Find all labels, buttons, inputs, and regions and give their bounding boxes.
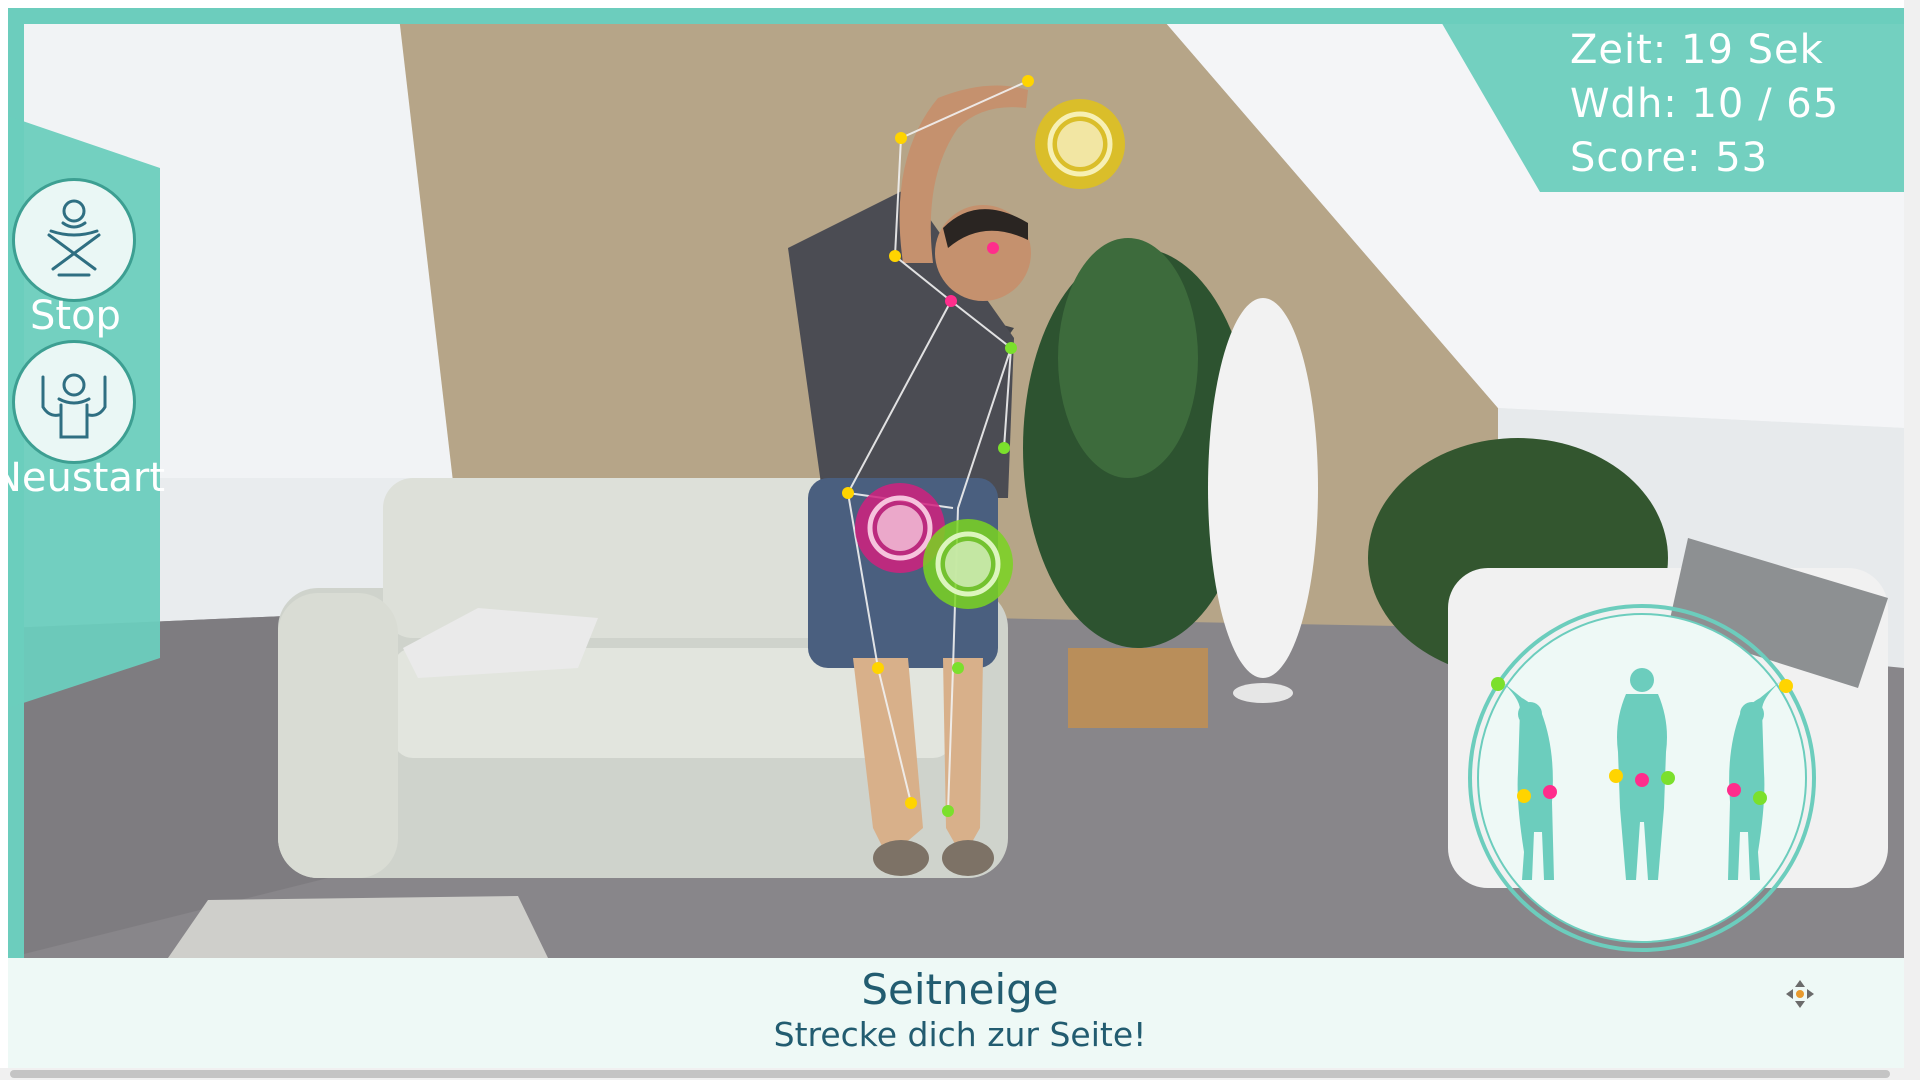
...
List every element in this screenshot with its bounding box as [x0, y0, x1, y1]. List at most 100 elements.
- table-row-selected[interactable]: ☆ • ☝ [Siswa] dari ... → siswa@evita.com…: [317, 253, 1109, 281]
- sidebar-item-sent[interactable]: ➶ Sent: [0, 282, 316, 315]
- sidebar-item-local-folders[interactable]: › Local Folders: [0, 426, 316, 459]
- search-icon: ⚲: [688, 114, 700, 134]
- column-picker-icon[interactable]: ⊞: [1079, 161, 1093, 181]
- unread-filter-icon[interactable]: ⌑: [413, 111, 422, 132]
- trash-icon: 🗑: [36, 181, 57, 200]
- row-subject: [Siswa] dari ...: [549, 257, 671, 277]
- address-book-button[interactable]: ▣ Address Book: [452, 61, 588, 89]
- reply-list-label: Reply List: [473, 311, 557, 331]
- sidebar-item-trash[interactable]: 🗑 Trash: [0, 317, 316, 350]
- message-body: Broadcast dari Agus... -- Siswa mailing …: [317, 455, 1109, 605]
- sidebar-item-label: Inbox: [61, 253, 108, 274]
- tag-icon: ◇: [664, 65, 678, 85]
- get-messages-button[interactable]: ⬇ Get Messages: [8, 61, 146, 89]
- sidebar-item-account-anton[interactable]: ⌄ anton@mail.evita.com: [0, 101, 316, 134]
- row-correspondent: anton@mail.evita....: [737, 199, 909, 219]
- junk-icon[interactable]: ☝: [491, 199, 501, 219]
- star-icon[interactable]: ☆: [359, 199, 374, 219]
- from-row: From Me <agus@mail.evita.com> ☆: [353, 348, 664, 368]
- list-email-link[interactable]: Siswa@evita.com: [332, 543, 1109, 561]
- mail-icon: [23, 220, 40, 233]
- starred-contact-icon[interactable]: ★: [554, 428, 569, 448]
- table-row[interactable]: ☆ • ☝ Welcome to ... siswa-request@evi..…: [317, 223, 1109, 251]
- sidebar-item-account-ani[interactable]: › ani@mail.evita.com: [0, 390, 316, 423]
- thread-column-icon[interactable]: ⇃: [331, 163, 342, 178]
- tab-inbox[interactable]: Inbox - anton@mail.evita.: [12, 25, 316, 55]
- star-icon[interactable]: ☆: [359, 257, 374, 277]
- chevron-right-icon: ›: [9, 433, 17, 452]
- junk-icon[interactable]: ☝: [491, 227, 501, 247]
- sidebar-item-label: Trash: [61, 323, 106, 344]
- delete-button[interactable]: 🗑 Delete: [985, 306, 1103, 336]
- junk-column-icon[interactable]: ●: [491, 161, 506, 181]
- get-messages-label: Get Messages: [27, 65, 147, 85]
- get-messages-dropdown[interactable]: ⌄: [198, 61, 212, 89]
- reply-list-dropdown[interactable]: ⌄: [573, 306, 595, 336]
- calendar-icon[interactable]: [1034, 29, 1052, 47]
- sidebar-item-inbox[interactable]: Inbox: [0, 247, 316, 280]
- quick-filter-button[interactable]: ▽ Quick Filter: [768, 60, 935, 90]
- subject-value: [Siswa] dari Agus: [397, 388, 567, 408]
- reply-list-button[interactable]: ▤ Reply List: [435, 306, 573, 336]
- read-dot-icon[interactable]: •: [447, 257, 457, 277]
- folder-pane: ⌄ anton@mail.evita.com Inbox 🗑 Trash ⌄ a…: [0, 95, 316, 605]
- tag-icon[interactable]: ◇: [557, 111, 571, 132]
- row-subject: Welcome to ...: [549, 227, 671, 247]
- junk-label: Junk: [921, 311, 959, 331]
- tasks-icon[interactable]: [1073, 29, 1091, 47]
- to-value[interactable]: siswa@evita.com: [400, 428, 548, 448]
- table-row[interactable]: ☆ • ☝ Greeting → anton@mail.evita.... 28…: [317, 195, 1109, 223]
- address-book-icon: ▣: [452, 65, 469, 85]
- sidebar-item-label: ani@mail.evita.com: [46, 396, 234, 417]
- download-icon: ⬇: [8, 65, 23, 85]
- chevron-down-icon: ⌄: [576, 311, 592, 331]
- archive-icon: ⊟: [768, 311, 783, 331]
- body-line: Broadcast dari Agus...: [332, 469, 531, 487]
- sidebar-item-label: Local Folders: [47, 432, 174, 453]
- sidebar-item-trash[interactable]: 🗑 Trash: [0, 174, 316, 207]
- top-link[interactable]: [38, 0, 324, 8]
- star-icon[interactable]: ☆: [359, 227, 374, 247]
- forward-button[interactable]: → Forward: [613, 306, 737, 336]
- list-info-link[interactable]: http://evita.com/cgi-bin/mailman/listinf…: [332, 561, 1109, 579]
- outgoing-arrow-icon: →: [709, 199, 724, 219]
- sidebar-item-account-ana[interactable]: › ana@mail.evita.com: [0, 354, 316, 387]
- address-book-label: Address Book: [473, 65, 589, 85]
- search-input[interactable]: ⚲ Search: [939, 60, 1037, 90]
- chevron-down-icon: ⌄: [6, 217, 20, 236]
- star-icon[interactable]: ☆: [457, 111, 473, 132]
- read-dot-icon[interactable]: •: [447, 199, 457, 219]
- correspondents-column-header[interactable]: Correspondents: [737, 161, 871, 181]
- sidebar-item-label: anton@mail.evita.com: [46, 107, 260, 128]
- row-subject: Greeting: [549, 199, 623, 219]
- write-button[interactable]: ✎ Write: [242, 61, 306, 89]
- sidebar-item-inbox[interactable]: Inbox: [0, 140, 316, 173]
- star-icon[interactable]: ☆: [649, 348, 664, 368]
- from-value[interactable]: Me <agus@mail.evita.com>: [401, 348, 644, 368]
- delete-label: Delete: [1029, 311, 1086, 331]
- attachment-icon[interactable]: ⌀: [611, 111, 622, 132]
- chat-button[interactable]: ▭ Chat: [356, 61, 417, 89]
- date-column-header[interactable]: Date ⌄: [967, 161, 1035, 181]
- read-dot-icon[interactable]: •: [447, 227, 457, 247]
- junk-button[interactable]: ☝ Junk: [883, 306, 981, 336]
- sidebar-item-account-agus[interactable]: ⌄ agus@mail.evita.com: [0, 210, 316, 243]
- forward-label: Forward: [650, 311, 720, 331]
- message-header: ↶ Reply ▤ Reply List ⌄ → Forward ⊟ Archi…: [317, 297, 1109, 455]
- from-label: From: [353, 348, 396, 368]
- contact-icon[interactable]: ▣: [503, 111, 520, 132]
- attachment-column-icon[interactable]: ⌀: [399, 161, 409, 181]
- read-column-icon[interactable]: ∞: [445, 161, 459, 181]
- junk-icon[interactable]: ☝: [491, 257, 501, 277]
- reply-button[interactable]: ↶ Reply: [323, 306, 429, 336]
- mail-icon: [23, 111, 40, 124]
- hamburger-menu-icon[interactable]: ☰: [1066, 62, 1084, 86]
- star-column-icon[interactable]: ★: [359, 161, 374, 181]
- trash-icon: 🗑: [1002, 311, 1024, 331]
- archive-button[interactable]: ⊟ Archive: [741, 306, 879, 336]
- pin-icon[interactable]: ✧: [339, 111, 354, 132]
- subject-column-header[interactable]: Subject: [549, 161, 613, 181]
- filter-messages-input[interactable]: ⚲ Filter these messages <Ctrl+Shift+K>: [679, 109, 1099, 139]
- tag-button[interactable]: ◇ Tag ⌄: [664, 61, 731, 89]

| JOB |
Please reproduce word for word the listing lines that begin at the one containing "List every element" and stop after the one containing "- star-icon[interactable]: ☆: [359, 257, 374, 277]".

| OUTPUT FOR THIS TASK |
List every element in this screenshot with its bounding box as [x0, y0, x1, y1]. List at most 100 elements.
- table-row-selected[interactable]: ☆ • ☝ [Siswa] dari ... → siswa@evita.com…: [317, 253, 1109, 281]
- sidebar-item-sent[interactable]: ➶ Sent: [0, 282, 316, 315]
- sidebar-item-local-folders[interactable]: › Local Folders: [0, 426, 316, 459]
- search-icon: ⚲: [688, 114, 700, 134]
- column-picker-icon[interactable]: ⊞: [1079, 161, 1093, 181]
- unread-filter-icon[interactable]: ⌑: [413, 111, 422, 132]
- trash-icon: 🗑: [36, 181, 57, 200]
- row-subject: [Siswa] dari ...: [549, 257, 671, 277]
- address-book-button[interactable]: ▣ Address Book: [452, 61, 588, 89]
- reply-list-label: Reply List: [473, 311, 557, 331]
- sidebar-item-trash[interactable]: 🗑 Trash: [0, 317, 316, 350]
- message-body: Broadcast dari Agus... -- Siswa mailing …: [317, 455, 1109, 605]
- sidebar-item-label: Inbox: [61, 253, 108, 274]
- tag-icon: ◇: [664, 65, 678, 85]
- get-messages-button[interactable]: ⬇ Get Messages: [8, 61, 146, 89]
- sidebar-item-account-anton[interactable]: ⌄ anton@mail.evita.com: [0, 101, 316, 134]
- row-correspondent: anton@mail.evita....: [737, 199, 909, 219]
- junk-icon[interactable]: ☝: [491, 199, 501, 219]
- star-icon[interactable]: ☆: [359, 199, 374, 219]
- from-row: From Me <agus@mail.evita.com> ☆: [353, 348, 664, 368]
- list-email-link[interactable]: Siswa@evita.com: [332, 543, 1109, 561]
- mail-icon: [23, 220, 40, 233]
- starred-contact-icon[interactable]: ★: [554, 428, 569, 448]
- table-row[interactable]: ☆ • ☝ Welcome to ... siswa-request@evi..…: [317, 223, 1109, 251]
- sidebar-item-account-ani[interactable]: › ani@mail.evita.com: [0, 390, 316, 423]
- thread-column-icon[interactable]: ⇃: [331, 163, 342, 178]
- tab-inbox[interactable]: Inbox - anton@mail.evita.: [12, 25, 316, 55]
- star-icon[interactable]: ☆: [359, 257, 374, 277]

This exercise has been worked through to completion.